***** EXCERPTED DATA

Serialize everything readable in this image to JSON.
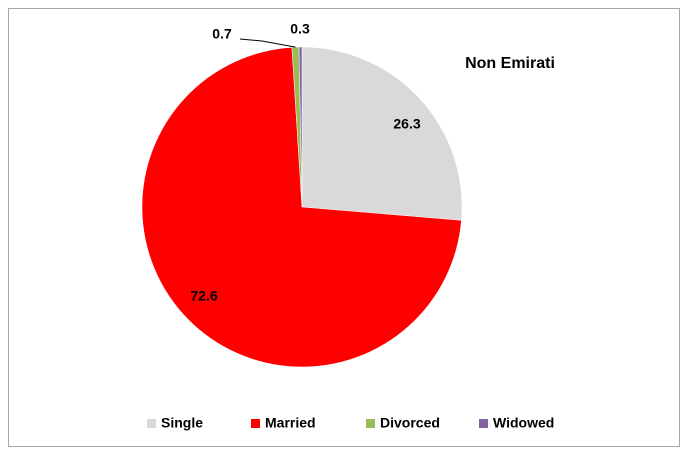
{
  "chart_data": {
    "type": "pie",
    "title": "Non Emirati",
    "categories": [
      "Single",
      "Married",
      "Divorced",
      "Widowed"
    ],
    "values": [
      26.3,
      72.6,
      0.7,
      0.3
    ],
    "colors": [
      "#d9d9d9",
      "#ff0000",
      "#9bbb59",
      "#8064a2"
    ],
    "legend": "bottom"
  }
}
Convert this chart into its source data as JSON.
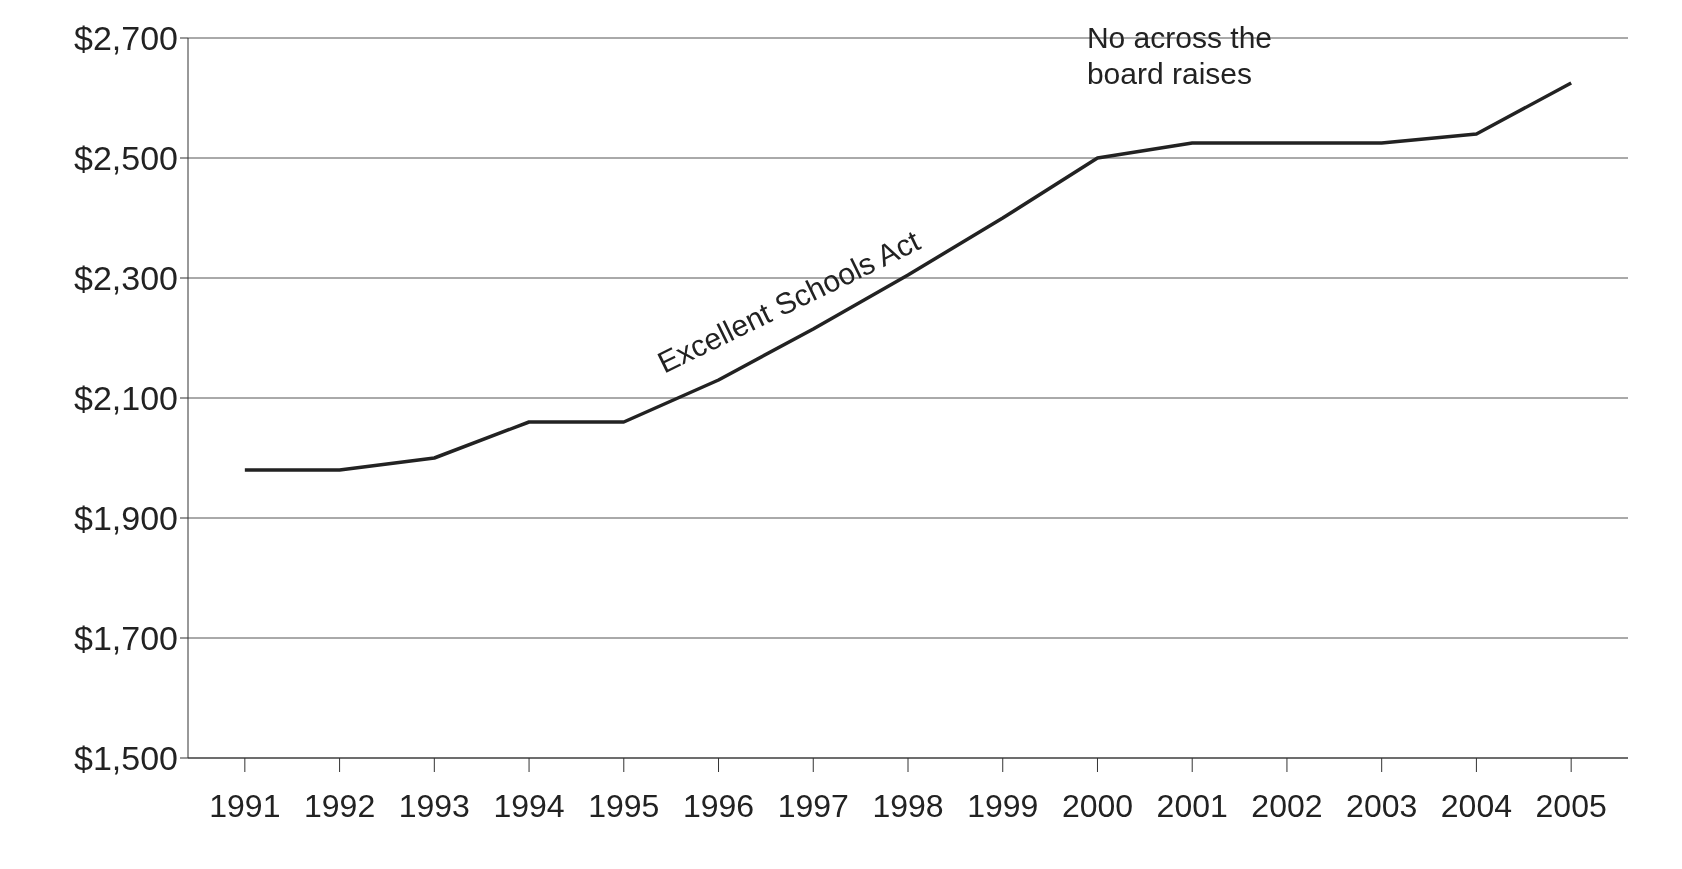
{
  "chart_data": {
    "type": "line",
    "categories": [
      "1991",
      "1992",
      "1993",
      "1994",
      "1995",
      "1996",
      "1997",
      "1998",
      "1999",
      "2000",
      "2001",
      "2002",
      "2003",
      "2004",
      "2005"
    ],
    "series": [
      {
        "color": "#222222",
        "values": [
          1980,
          1980,
          2000,
          2060,
          2060,
          2130,
          2215,
          2305,
          2400,
          2500,
          2525,
          2525,
          2525,
          2540,
          2625
        ]
      }
    ],
    "ylim": [
      1500,
      2700
    ],
    "yticks": [
      {
        "value": 1500,
        "label": "$1,500"
      },
      {
        "value": 1700,
        "label": "$1,700"
      },
      {
        "value": 1900,
        "label": "$1,900"
      },
      {
        "value": 2100,
        "label": "$2,100"
      },
      {
        "value": 2300,
        "label": "$2,300"
      },
      {
        "value": 2500,
        "label": "$2,500"
      },
      {
        "value": 2700,
        "label": "$2,700"
      }
    ],
    "grid": "y",
    "marker": "none",
    "line_style": "solid",
    "legend": false,
    "annotations": [
      {
        "text": "Excellent Schools Act",
        "x": "1997",
        "y": 2215
      },
      {
        "text": "No across the board raises",
        "x": "2002",
        "y": 2525
      }
    ]
  }
}
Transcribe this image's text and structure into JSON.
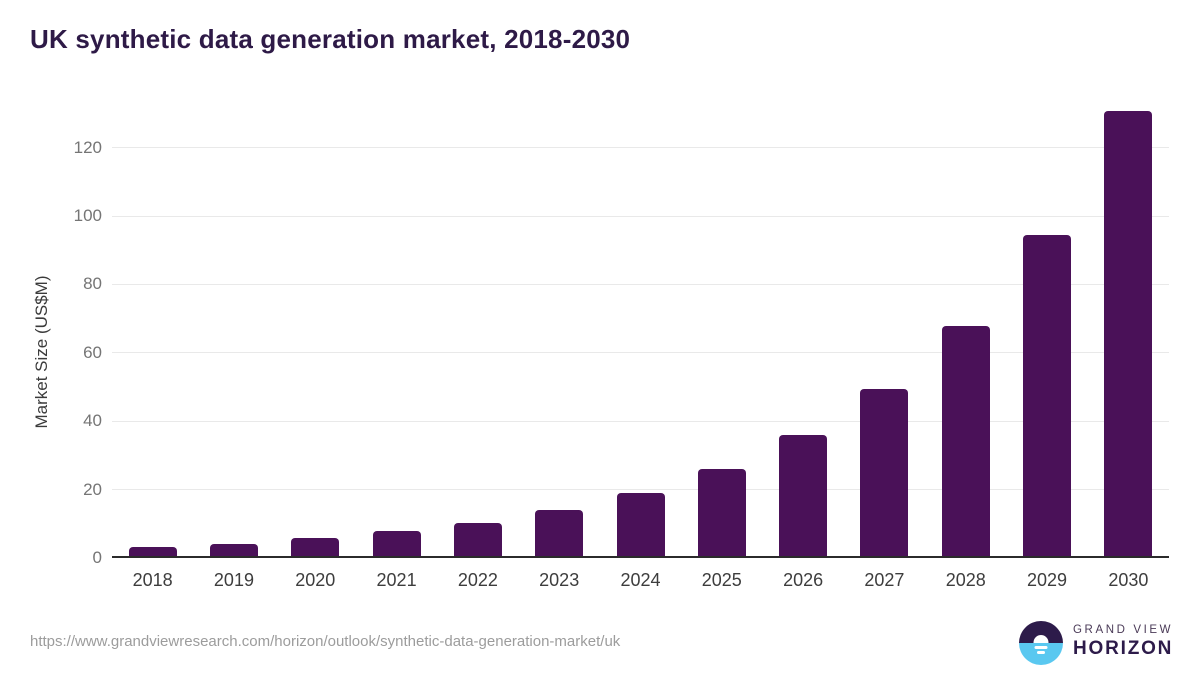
{
  "title": "UK synthetic data generation market, 2018-2030",
  "footer": {
    "source_url": "https://www.grandviewresearch.com/horizon/outlook/synthetic-data-generation-market/uk"
  },
  "logo": {
    "line1": "GRAND VIEW",
    "line2": "HORIZON"
  },
  "colors": {
    "bar": "#4a1158",
    "title_text": "#2e1a47",
    "grid": "#e9e9e9",
    "axis_line": "#2b2b2b",
    "y_tick_text": "#757575",
    "x_tick_text": "#3d3d3d",
    "url_text": "#9c9c9c",
    "logo_dark": "#2d1b4a",
    "logo_blue": "#5ac8f0"
  },
  "chart_data": {
    "type": "bar",
    "title": "UK synthetic data generation market, 2018-2030",
    "categories": [
      "2018",
      "2019",
      "2020",
      "2021",
      "2022",
      "2023",
      "2024",
      "2025",
      "2026",
      "2027",
      "2028",
      "2029",
      "2030"
    ],
    "values": [
      3.1,
      4.0,
      5.8,
      7.9,
      10.1,
      14.0,
      19.1,
      25.9,
      35.9,
      49.4,
      67.9,
      94.4,
      130.6
    ],
    "xlabel": "",
    "ylabel": "Market Size (US$M)",
    "yticks": [
      0,
      20,
      40,
      60,
      80,
      100,
      120
    ],
    "ylim": [
      0,
      131
    ],
    "grid": true,
    "legend": "none",
    "bar_color": "#4a1158"
  }
}
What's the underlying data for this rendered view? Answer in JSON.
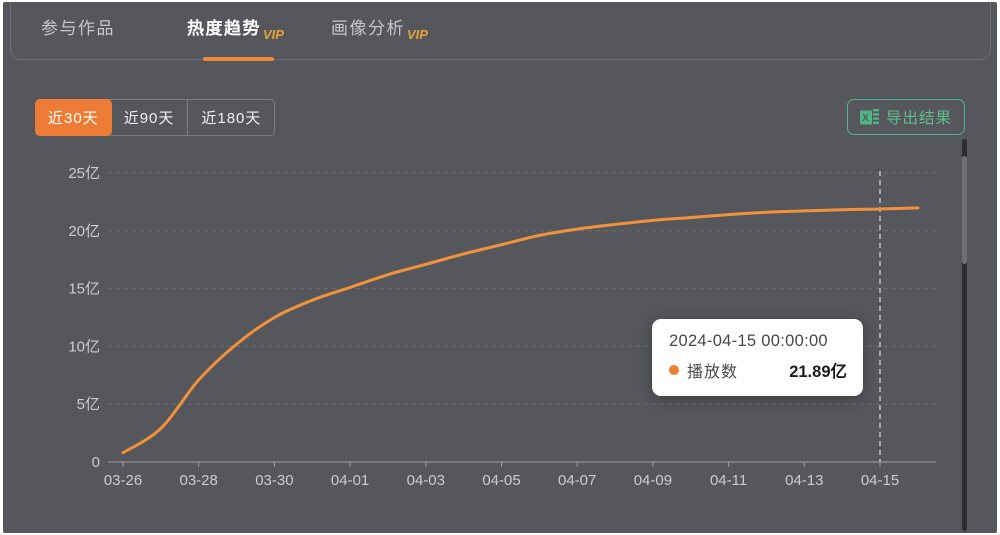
{
  "tabs": {
    "items": [
      {
        "label": "参与作品",
        "vip": "",
        "active": false
      },
      {
        "label": "热度趋势",
        "vip": "VIP",
        "active": true
      },
      {
        "label": "画像分析",
        "vip": "VIP",
        "active": false
      }
    ]
  },
  "toolbar": {
    "ranges": [
      {
        "label": "近30天",
        "active": true
      },
      {
        "label": "近90天",
        "active": false
      },
      {
        "label": "近180天",
        "active": false
      }
    ],
    "export_label": "导出结果"
  },
  "tooltip": {
    "title": "2024-04-15 00:00:00",
    "series": "播放数",
    "value": "21.89亿"
  },
  "colors": {
    "background": "#56575c",
    "accent_orange": "#ed7d36",
    "line_orange": "#f0923c",
    "vip_gold": "#e7a23c",
    "export_green": "#5fbd8b",
    "grid": "#7a7b81",
    "axis": "#9a9ca0",
    "axis_label": "#cbccce",
    "marker_line": "#e4e5e8",
    "tooltip_bg": "#ffffff"
  },
  "chart_data": {
    "type": "line",
    "title": "",
    "x": [
      "03-26",
      "03-27",
      "03-28",
      "03-29",
      "03-30",
      "03-31",
      "04-01",
      "04-02",
      "04-03",
      "04-04",
      "04-05",
      "04-06",
      "04-07",
      "04-08",
      "04-09",
      "04-10",
      "04-11",
      "04-12",
      "04-13",
      "04-14",
      "04-15",
      "04-16"
    ],
    "series": [
      {
        "name": "播放数",
        "values": [
          0.8,
          2.9,
          7.1,
          10.2,
          12.5,
          14.0,
          15.1,
          16.2,
          17.1,
          18.0,
          18.8,
          19.6,
          20.15,
          20.55,
          20.9,
          21.15,
          21.4,
          21.6,
          21.72,
          21.82,
          21.89,
          21.98
        ]
      }
    ],
    "unit": "亿",
    "ylim": [
      0,
      25
    ],
    "y_ticks": [
      {
        "value": 0,
        "label": "0"
      },
      {
        "value": 5,
        "label": "5亿"
      },
      {
        "value": 10,
        "label": "10亿"
      },
      {
        "value": 15,
        "label": "15亿"
      },
      {
        "value": 20,
        "label": "20亿"
      },
      {
        "value": 25,
        "label": "25亿"
      }
    ],
    "x_tick_labels": [
      "03-26",
      "03-28",
      "03-30",
      "04-01",
      "04-03",
      "04-05",
      "04-07",
      "04-09",
      "04-11",
      "04-13",
      "04-15"
    ],
    "x_tick_every": 2,
    "grid": "dashed-horizontal",
    "legend_position": "none",
    "marker_x": "04-15",
    "marker_value": 21.89
  }
}
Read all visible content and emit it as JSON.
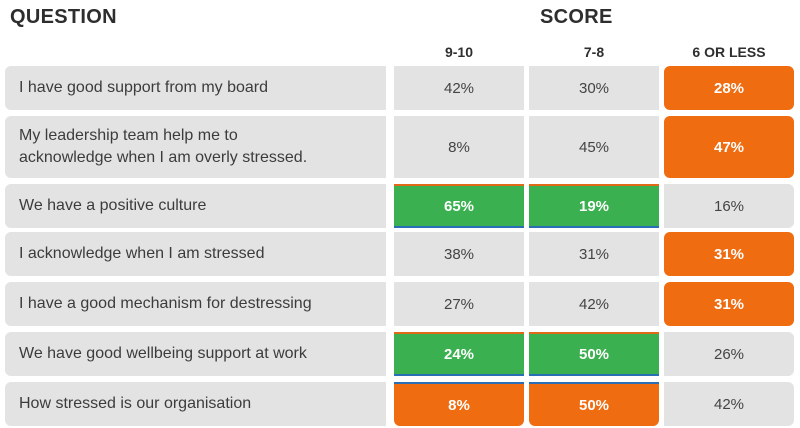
{
  "header": {
    "question_label": "QUESTION",
    "score_label": "SCORE",
    "columns": [
      "9-10",
      "7-8",
      "6 OR LESS"
    ]
  },
  "colors": {
    "highlight_orange": "#f06c10",
    "highlight_green": "#3bb050",
    "cell_grey": "#e3e3e3"
  },
  "rows": [
    {
      "question_lines": [
        "I have good support from my board"
      ],
      "scores": [
        "42%",
        "30%",
        "28%"
      ],
      "styles": [
        "plain",
        "plain",
        "orange"
      ]
    },
    {
      "question_lines": [
        "My leadership team help me to",
        "acknowledge when I am overly stressed."
      ],
      "scores": [
        "8%",
        "45%",
        "47%"
      ],
      "styles": [
        "plain",
        "plain",
        "orange"
      ]
    },
    {
      "question_lines": [
        "We have a positive culture"
      ],
      "scores": [
        "65%",
        "19%",
        "16%"
      ],
      "styles": [
        "green",
        "green",
        "plain"
      ]
    },
    {
      "question_lines": [
        "I acknowledge when I am stressed"
      ],
      "scores": [
        "38%",
        "31%",
        "31%"
      ],
      "styles": [
        "plain",
        "plain",
        "orange"
      ]
    },
    {
      "question_lines": [
        "I have a good mechanism for destressing"
      ],
      "scores": [
        "27%",
        "42%",
        "31%"
      ],
      "styles": [
        "plain",
        "plain",
        "orange"
      ]
    },
    {
      "question_lines": [
        "We have good wellbeing support at work"
      ],
      "scores": [
        "24%",
        "50%",
        "26%"
      ],
      "styles": [
        "green",
        "green",
        "plain"
      ]
    },
    {
      "question_lines": [
        "How stressed is our organisation"
      ],
      "scores": [
        "8%",
        "50%",
        "42%"
      ],
      "styles": [
        "orange",
        "orange",
        "plain"
      ]
    }
  ]
}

**********

Transcribe every record above exactly, leaving out the pictures.

■ EXERCISE RESPONSE ■
Serialize everything readable in this image to JSON.
{
  "chart_data": {
    "type": "pie",
    "title": "Non Emirati",
    "categories": [
      "Single",
      "Married",
      "Divorced",
      "Widowed"
    ],
    "values": [
      26.3,
      72.6,
      0.7,
      0.3
    ],
    "colors": [
      "#d9d9d9",
      "#ff0000",
      "#9bbb59",
      "#8064a2"
    ],
    "legend": "bottom"
  }
}
Convert this chart into its source data as JSON.
{
  "chart_data": {
    "type": "line",
    "categories": [
      "1991",
      "1992",
      "1993",
      "1994",
      "1995",
      "1996",
      "1997",
      "1998",
      "1999",
      "2000",
      "2001",
      "2002",
      "2003",
      "2004",
      "2005"
    ],
    "series": [
      {
        "color": "#222222",
        "values": [
          1980,
          1980,
          2000,
          2060,
          2060,
          2130,
          2215,
          2305,
          2400,
          2500,
          2525,
          2525,
          2525,
          2540,
          2625
        ]
      }
    ],
    "ylim": [
      1500,
      2700
    ],
    "yticks": [
      {
        "value": 1500,
        "label": "$1,500"
      },
      {
        "value": 1700,
        "label": "$1,700"
      },
      {
        "value": 1900,
        "label": "$1,900"
      },
      {
        "value": 2100,
        "label": "$2,100"
      },
      {
        "value": 2300,
        "label": "$2,300"
      },
      {
        "value": 2500,
        "label": "$2,500"
      },
      {
        "value": 2700,
        "label": "$2,700"
      }
    ],
    "grid": "y",
    "marker": "none",
    "line_style": "solid",
    "legend": false,
    "annotations": [
      {
        "text": "Excellent Schools Act",
        "x": "1997",
        "y": 2215
      },
      {
        "text": "No across the board raises",
        "x": "2002",
        "y": 2525
      }
    ]
  }
}
Transcribe this image's text and structure into JSON.
{
  "title": "UK synthetic data generation market, 2018-2030",
  "footer": {
    "source_url": "https://www.grandviewresearch.com/horizon/outlook/synthetic-data-generation-market/uk"
  },
  "logo": {
    "line1": "GRAND VIEW",
    "line2": "HORIZON"
  },
  "colors": {
    "bar": "#4a1158",
    "title_text": "#2e1a47",
    "grid": "#e9e9e9",
    "axis_line": "#2b2b2b",
    "y_tick_text": "#757575",
    "x_tick_text": "#3d3d3d",
    "url_text": "#9c9c9c",
    "logo_dark": "#2d1b4a",
    "logo_blue": "#5ac8f0"
  },
  "chart_data": {
    "type": "bar",
    "title": "UK synthetic data generation market, 2018-2030",
    "categories": [
      "2018",
      "2019",
      "2020",
      "2021",
      "2022",
      "2023",
      "2024",
      "2025",
      "2026",
      "2027",
      "2028",
      "2029",
      "2030"
    ],
    "values": [
      3.1,
      4.0,
      5.8,
      7.9,
      10.1,
      14.0,
      19.1,
      25.9,
      35.9,
      49.4,
      67.9,
      94.4,
      130.6
    ],
    "xlabel": "",
    "ylabel": "Market Size (US$M)",
    "yticks": [
      0,
      20,
      40,
      60,
      80,
      100,
      120
    ],
    "ylim": [
      0,
      131
    ],
    "grid": true,
    "legend": "none",
    "bar_color": "#4a1158"
  }
}
What's the underlying data for this rendered view? Answer in JSON.
{
  "tabs": {
    "items": [
      {
        "label": "参与作品",
        "vip": "",
        "active": false
      },
      {
        "label": "热度趋势",
        "vip": "VIP",
        "active": true
      },
      {
        "label": "画像分析",
        "vip": "VIP",
        "active": false
      }
    ]
  },
  "toolbar": {
    "ranges": [
      {
        "label": "近30天",
        "active": true
      },
      {
        "label": "近90天",
        "active": false
      },
      {
        "label": "近180天",
        "active": false
      }
    ],
    "export_label": "导出结果"
  },
  "tooltip": {
    "title": "2024-04-15 00:00:00",
    "series": "播放数",
    "value": "21.89亿"
  },
  "colors": {
    "background": "#56575c",
    "accent_orange": "#ed7d36",
    "line_orange": "#f0923c",
    "vip_gold": "#e7a23c",
    "export_green": "#5fbd8b",
    "grid": "#7a7b81",
    "axis": "#9a9ca0",
    "axis_label": "#cbccce",
    "marker_line": "#e4e5e8",
    "tooltip_bg": "#ffffff"
  },
  "chart_data": {
    "type": "line",
    "title": "",
    "x": [
      "03-26",
      "03-27",
      "03-28",
      "03-29",
      "03-30",
      "03-31",
      "04-01",
      "04-02",
      "04-03",
      "04-04",
      "04-05",
      "04-06",
      "04-07",
      "04-08",
      "04-09",
      "04-10",
      "04-11",
      "04-12",
      "04-13",
      "04-14",
      "04-15",
      "04-16"
    ],
    "series": [
      {
        "name": "播放数",
        "values": [
          0.8,
          2.9,
          7.1,
          10.2,
          12.5,
          14.0,
          15.1,
          16.2,
          17.1,
          18.0,
          18.8,
          19.6,
          20.15,
          20.55,
          20.9,
          21.15,
          21.4,
          21.6,
          21.72,
          21.82,
          21.89,
          21.98
        ]
      }
    ],
    "unit": "亿",
    "ylim": [
      0,
      25
    ],
    "y_ticks": [
      {
        "value": 0,
        "label": "0"
      },
      {
        "value": 5,
        "label": "5亿"
      },
      {
        "value": 10,
        "label": "10亿"
      },
      {
        "value": 15,
        "label": "15亿"
      },
      {
        "value": 20,
        "label": "20亿"
      },
      {
        "value": 25,
        "label": "25亿"
      }
    ],
    "x_tick_labels": [
      "03-26",
      "03-28",
      "03-30",
      "04-01",
      "04-03",
      "04-05",
      "04-07",
      "04-09",
      "04-11",
      "04-13",
      "04-15"
    ],
    "x_tick_every": 2,
    "grid": "dashed-horizontal",
    "legend_position": "none",
    "marker_x": "04-15",
    "marker_value": 21.89
  }
}
Read all visible content and emit it as JSON.
{
  "header": {
    "question_label": "QUESTION",
    "score_label": "SCORE",
    "columns": [
      "9-10",
      "7-8",
      "6 OR LESS"
    ]
  },
  "colors": {
    "highlight_orange": "#f06c10",
    "highlight_green": "#3bb050",
    "cell_grey": "#e3e3e3"
  },
  "rows": [
    {
      "question_lines": [
        "I have good support from my board"
      ],
      "scores": [
        "42%",
        "30%",
        "28%"
      ],
      "styles": [
        "plain",
        "plain",
        "orange"
      ]
    },
    {
      "question_lines": [
        "My leadership team help me to",
        "acknowledge when I am overly stressed."
      ],
      "scores": [
        "8%",
        "45%",
        "47%"
      ],
      "styles": [
        "plain",
        "plain",
        "orange"
      ]
    },
    {
      "question_lines": [
        "We have a positive culture"
      ],
      "scores": [
        "65%",
        "19%",
        "16%"
      ],
      "styles": [
        "green",
        "green",
        "plain"
      ]
    },
    {
      "question_lines": [
        "I acknowledge when I am stressed"
      ],
      "scores": [
        "38%",
        "31%",
        "31%"
      ],
      "styles": [
        "plain",
        "plain",
        "orange"
      ]
    },
    {
      "question_lines": [
        "I have a good mechanism for destressing"
      ],
      "scores": [
        "27%",
        "42%",
        "31%"
      ],
      "styles": [
        "plain",
        "plain",
        "orange"
      ]
    },
    {
      "question_lines": [
        "We have good wellbeing support at work"
      ],
      "scores": [
        "24%",
        "50%",
        "26%"
      ],
      "styles": [
        "green",
        "green",
        "plain"
      ]
    },
    {
      "question_lines": [
        "How stressed is our organisation"
      ],
      "scores": [
        "8%",
        "50%",
        "42%"
      ],
      "styles": [
        "orange",
        "orange",
        "plain"
      ]
    }
  ]
}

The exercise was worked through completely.